■ **Provided records**
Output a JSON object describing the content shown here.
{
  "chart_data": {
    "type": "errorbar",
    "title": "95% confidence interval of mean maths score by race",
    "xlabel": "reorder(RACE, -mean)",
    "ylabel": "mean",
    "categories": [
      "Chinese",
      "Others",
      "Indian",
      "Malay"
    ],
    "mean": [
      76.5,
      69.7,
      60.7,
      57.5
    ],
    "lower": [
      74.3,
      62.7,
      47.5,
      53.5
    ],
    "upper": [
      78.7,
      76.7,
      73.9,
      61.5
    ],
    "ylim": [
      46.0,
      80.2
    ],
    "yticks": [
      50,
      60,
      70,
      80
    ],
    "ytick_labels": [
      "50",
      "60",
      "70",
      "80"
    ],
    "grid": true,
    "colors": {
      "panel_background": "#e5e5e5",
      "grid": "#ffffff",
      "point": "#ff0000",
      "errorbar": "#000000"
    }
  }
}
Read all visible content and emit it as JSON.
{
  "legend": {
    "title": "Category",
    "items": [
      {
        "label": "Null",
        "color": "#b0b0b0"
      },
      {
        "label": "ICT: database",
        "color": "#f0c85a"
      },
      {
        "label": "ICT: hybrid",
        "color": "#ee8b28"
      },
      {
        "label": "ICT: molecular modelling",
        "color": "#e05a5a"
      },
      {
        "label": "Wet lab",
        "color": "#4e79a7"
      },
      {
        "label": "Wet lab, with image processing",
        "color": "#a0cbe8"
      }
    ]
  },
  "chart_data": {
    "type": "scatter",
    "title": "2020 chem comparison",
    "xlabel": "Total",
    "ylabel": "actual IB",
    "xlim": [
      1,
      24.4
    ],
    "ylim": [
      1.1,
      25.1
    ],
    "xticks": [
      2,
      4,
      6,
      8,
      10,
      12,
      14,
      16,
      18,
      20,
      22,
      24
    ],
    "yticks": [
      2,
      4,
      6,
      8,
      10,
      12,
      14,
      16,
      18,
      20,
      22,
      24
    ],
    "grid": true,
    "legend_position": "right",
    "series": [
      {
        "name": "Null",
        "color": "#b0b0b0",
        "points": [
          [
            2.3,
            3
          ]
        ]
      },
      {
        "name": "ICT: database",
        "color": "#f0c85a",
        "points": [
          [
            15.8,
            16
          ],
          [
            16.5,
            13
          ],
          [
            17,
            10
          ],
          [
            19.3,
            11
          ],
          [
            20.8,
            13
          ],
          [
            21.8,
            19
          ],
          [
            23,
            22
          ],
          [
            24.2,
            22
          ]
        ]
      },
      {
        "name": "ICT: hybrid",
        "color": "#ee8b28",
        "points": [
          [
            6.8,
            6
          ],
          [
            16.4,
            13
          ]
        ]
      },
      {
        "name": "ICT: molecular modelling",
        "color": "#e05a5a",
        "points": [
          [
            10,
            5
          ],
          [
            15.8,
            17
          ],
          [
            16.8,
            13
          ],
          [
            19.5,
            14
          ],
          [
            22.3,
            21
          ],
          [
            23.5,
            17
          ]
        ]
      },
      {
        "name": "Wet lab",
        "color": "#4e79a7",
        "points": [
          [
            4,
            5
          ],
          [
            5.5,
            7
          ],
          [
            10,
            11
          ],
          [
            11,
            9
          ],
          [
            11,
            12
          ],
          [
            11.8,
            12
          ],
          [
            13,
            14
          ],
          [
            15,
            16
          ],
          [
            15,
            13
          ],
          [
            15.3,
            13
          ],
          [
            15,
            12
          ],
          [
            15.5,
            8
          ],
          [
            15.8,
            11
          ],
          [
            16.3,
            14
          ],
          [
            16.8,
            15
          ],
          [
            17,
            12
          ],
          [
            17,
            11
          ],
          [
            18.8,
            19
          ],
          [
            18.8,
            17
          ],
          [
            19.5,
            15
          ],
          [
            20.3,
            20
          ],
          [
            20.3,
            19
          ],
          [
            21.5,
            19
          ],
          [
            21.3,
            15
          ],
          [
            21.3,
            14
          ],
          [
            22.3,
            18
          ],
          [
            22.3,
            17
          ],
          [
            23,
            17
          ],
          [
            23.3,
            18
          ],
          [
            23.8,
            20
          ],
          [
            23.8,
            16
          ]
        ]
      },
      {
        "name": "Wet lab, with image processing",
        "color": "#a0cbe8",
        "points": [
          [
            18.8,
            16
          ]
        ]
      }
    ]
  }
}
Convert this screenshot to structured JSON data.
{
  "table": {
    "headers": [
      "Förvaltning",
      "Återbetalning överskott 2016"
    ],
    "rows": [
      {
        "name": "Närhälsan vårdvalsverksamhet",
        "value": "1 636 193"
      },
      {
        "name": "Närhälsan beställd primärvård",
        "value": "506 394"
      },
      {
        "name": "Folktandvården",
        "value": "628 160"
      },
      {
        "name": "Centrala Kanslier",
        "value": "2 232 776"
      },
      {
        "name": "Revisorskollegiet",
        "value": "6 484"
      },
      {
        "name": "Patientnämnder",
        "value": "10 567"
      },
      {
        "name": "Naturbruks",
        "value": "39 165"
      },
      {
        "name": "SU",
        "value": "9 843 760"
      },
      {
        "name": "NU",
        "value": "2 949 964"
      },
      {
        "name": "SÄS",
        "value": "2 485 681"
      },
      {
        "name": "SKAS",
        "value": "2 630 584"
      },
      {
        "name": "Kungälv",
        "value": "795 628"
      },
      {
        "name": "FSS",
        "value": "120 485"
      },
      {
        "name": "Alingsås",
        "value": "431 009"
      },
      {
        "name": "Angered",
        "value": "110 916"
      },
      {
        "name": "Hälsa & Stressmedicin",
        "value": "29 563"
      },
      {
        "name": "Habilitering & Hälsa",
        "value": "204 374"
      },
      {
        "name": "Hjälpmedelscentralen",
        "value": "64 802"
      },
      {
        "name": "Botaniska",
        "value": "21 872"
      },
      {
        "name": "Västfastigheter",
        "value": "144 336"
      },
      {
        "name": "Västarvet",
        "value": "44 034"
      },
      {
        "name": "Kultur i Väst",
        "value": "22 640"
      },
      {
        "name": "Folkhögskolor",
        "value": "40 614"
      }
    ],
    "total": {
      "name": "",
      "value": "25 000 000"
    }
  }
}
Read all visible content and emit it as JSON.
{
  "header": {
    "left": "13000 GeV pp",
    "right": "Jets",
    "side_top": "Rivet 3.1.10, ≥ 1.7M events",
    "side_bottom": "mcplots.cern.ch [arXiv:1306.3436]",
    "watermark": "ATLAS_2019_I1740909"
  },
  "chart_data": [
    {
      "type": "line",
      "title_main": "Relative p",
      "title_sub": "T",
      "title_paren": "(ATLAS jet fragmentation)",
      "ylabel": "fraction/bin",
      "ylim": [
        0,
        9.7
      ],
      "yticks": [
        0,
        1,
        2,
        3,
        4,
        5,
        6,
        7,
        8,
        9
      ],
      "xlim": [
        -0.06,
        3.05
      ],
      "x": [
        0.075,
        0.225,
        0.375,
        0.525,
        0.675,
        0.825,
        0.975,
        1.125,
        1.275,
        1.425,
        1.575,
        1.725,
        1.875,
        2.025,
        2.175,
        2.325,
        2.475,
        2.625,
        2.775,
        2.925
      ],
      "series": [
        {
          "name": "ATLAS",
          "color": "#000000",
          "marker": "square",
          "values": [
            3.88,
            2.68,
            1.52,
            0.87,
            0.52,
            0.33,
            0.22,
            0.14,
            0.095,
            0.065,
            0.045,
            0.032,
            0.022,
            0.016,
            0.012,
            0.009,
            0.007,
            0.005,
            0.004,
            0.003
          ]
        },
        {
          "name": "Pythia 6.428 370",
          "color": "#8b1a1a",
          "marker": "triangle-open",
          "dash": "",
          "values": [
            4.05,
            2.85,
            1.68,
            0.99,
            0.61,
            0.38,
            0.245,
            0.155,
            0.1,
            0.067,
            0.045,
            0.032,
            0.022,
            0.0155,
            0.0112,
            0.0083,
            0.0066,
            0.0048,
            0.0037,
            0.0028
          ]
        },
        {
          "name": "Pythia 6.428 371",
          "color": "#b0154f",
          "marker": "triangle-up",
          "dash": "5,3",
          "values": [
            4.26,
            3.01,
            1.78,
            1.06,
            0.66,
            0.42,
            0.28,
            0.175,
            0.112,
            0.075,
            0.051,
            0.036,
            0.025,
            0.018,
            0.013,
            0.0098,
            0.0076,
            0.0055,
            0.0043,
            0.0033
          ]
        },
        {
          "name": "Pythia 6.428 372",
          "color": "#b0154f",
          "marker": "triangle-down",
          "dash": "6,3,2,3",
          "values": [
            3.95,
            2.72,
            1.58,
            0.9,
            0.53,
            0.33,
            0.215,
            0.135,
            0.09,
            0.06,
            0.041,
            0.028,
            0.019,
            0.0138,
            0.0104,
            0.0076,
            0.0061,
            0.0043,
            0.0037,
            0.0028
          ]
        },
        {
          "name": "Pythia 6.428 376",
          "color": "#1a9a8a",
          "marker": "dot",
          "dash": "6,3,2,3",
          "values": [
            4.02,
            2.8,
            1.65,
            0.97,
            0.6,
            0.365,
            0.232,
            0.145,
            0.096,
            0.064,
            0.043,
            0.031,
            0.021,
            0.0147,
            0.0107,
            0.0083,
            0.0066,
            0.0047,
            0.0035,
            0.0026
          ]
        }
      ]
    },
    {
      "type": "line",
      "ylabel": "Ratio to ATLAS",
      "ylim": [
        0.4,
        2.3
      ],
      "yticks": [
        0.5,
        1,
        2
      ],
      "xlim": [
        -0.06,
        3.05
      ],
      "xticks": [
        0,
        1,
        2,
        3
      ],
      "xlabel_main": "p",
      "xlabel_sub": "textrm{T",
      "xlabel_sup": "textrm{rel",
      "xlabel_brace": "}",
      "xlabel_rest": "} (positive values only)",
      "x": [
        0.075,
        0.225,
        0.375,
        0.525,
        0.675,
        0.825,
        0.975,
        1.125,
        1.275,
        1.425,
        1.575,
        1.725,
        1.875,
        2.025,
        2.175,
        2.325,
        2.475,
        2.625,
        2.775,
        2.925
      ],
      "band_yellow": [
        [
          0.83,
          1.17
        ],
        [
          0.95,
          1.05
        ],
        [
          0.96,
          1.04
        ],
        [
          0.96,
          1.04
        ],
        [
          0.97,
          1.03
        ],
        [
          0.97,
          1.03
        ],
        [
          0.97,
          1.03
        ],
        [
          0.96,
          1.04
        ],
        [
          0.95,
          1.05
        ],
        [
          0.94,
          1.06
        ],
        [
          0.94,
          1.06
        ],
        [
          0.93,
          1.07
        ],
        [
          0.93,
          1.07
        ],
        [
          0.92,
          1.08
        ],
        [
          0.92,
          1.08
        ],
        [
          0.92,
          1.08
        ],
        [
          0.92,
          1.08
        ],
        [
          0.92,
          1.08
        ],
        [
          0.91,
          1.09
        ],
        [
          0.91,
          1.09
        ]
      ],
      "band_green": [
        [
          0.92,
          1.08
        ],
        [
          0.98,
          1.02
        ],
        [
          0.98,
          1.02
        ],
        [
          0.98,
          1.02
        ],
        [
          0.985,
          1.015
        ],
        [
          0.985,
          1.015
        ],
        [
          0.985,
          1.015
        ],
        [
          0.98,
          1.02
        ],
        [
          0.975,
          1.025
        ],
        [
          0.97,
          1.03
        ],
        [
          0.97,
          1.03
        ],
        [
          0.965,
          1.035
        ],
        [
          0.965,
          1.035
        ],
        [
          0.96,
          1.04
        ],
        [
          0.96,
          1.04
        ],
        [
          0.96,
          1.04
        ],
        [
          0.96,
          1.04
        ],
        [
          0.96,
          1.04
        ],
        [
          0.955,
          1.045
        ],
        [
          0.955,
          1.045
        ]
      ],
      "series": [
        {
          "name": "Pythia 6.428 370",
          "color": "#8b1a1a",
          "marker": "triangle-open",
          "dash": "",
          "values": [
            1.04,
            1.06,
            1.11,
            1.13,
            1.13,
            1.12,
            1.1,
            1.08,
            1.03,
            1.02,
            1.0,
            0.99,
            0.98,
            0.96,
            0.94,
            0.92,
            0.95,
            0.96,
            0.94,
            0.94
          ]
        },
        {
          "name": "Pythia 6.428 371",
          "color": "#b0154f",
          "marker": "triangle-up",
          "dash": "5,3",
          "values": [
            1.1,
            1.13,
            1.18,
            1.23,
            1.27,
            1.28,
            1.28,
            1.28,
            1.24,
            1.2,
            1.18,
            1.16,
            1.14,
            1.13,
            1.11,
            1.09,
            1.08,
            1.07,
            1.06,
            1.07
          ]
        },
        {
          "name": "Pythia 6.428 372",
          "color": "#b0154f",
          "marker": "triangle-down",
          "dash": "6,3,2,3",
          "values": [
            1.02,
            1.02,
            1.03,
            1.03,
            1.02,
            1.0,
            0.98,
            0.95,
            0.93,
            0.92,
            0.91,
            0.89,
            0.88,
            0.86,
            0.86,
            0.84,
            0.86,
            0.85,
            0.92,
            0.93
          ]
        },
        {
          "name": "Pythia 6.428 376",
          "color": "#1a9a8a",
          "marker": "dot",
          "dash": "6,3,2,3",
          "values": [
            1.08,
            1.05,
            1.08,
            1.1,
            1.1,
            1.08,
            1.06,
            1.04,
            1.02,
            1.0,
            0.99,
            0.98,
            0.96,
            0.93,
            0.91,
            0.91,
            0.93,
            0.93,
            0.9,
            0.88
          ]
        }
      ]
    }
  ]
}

■ **What to produce**
Indicate how many lines of the material include the word "image"; the number alone is required.

■ **Output below**
2